Records supplied ▸
════════════════════
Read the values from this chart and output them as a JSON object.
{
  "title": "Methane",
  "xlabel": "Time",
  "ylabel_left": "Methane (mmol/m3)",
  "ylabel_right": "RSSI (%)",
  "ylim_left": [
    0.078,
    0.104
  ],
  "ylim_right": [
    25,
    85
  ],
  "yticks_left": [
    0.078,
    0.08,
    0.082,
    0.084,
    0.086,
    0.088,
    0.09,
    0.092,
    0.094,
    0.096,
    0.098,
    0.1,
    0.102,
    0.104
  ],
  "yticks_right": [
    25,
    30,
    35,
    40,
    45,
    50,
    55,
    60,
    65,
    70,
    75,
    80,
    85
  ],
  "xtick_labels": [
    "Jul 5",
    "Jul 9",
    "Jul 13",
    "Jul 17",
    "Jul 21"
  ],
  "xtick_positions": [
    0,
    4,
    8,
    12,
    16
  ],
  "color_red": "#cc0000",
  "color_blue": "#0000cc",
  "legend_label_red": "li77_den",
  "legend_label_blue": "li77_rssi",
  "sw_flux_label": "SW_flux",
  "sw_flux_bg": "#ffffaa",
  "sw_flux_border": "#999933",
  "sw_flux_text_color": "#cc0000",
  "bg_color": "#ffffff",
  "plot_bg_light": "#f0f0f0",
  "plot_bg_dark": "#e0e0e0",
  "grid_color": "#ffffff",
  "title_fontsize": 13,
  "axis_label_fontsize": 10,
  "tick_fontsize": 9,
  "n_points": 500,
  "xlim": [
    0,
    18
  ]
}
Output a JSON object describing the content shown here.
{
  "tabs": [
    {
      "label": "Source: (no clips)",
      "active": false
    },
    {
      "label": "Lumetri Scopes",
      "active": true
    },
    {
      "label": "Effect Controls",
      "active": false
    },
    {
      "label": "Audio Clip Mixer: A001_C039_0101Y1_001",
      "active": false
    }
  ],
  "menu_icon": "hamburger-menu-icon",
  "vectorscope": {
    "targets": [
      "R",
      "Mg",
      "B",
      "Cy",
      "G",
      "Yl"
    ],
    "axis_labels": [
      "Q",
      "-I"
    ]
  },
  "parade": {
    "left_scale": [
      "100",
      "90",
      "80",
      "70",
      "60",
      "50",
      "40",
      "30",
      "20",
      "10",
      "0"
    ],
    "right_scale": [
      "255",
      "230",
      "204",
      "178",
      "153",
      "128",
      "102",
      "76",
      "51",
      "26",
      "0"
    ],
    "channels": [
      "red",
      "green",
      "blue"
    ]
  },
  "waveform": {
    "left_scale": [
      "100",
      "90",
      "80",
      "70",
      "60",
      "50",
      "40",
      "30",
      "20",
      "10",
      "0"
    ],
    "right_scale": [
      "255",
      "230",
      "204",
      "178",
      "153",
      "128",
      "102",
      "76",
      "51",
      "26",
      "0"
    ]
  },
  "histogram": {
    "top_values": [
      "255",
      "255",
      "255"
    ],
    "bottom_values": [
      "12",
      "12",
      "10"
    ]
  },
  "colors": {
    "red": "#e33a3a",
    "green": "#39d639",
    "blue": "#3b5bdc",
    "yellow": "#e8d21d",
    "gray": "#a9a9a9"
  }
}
════════════════════
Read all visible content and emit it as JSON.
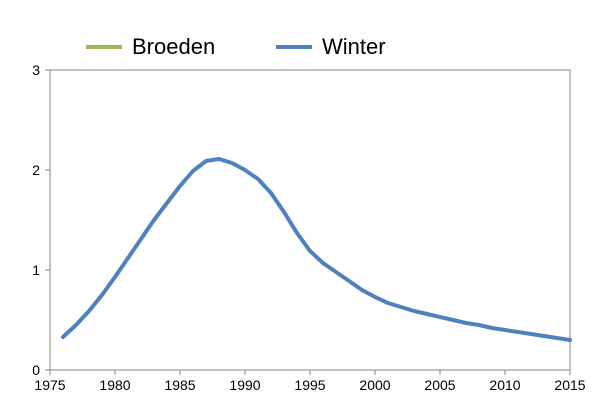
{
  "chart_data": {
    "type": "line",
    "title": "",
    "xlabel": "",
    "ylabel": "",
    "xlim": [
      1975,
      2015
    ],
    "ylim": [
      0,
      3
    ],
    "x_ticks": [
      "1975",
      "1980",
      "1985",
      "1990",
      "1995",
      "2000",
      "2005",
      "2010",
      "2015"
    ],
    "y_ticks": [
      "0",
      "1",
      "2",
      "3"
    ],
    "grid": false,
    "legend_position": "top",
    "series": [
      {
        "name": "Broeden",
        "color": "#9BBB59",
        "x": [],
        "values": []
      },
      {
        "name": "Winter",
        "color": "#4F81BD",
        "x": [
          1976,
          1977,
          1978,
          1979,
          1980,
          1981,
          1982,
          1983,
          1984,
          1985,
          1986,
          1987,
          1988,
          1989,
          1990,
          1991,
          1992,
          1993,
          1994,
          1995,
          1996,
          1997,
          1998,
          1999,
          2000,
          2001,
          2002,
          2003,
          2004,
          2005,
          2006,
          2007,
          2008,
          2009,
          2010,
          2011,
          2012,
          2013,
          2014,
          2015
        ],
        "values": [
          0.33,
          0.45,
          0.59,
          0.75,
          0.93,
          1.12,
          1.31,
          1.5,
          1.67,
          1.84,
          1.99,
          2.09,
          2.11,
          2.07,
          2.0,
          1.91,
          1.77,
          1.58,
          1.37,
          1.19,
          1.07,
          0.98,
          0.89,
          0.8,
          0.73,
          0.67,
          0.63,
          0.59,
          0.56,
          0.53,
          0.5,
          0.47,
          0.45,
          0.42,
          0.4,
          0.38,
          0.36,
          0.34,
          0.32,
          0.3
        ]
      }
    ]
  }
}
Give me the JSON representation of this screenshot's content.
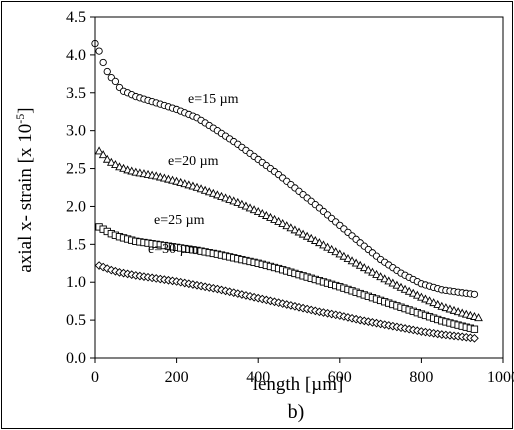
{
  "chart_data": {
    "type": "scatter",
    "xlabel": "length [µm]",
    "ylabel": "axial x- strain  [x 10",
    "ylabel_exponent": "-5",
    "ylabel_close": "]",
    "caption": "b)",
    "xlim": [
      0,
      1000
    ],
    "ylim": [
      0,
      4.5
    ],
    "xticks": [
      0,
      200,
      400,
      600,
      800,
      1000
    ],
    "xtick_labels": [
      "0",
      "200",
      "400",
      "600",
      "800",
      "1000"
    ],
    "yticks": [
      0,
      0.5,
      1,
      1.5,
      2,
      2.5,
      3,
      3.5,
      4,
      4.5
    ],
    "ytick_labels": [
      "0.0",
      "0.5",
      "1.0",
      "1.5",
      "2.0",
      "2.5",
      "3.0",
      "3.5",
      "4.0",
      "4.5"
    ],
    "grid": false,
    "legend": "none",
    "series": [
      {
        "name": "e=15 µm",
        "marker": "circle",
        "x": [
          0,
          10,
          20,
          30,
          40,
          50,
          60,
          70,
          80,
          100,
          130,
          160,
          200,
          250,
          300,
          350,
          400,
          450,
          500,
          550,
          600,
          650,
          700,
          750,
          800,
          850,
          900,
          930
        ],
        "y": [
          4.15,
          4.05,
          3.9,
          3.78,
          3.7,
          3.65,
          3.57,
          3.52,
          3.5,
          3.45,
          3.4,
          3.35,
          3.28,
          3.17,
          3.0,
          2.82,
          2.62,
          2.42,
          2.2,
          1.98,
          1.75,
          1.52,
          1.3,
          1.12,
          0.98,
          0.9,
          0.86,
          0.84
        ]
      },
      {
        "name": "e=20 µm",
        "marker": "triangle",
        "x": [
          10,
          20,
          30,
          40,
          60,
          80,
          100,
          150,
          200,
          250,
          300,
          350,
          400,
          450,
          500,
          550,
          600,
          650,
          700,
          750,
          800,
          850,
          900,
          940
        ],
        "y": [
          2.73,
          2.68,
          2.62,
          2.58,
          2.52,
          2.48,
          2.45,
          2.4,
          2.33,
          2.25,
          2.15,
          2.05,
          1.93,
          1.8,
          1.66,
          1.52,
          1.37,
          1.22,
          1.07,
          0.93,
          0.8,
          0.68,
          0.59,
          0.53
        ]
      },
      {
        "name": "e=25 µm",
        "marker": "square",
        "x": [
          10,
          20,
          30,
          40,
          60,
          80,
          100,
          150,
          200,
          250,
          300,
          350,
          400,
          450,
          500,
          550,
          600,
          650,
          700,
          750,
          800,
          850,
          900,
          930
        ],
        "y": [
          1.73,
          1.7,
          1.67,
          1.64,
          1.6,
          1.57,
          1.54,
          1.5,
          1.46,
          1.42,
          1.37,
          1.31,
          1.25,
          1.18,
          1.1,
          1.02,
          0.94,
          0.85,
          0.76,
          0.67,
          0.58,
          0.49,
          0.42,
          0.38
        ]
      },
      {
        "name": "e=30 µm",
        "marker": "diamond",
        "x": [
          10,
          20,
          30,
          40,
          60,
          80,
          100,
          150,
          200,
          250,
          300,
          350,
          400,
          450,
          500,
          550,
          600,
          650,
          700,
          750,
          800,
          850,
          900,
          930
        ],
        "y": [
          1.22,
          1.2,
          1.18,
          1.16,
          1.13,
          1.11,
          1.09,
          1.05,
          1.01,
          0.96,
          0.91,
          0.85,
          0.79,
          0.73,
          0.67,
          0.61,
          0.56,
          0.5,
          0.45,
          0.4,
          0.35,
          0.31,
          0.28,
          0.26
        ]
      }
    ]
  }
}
════════════════════
Task prompt ▸ Go through the listing above and return every line where the word "JSON" occurs.

The completed task ▸
Read the values from this chart and output them as a JSON object.
Output a JSON object describing the content shown here.
Read all visible content and emit it as JSON.
Give me the JSON representation of this screenshot's content.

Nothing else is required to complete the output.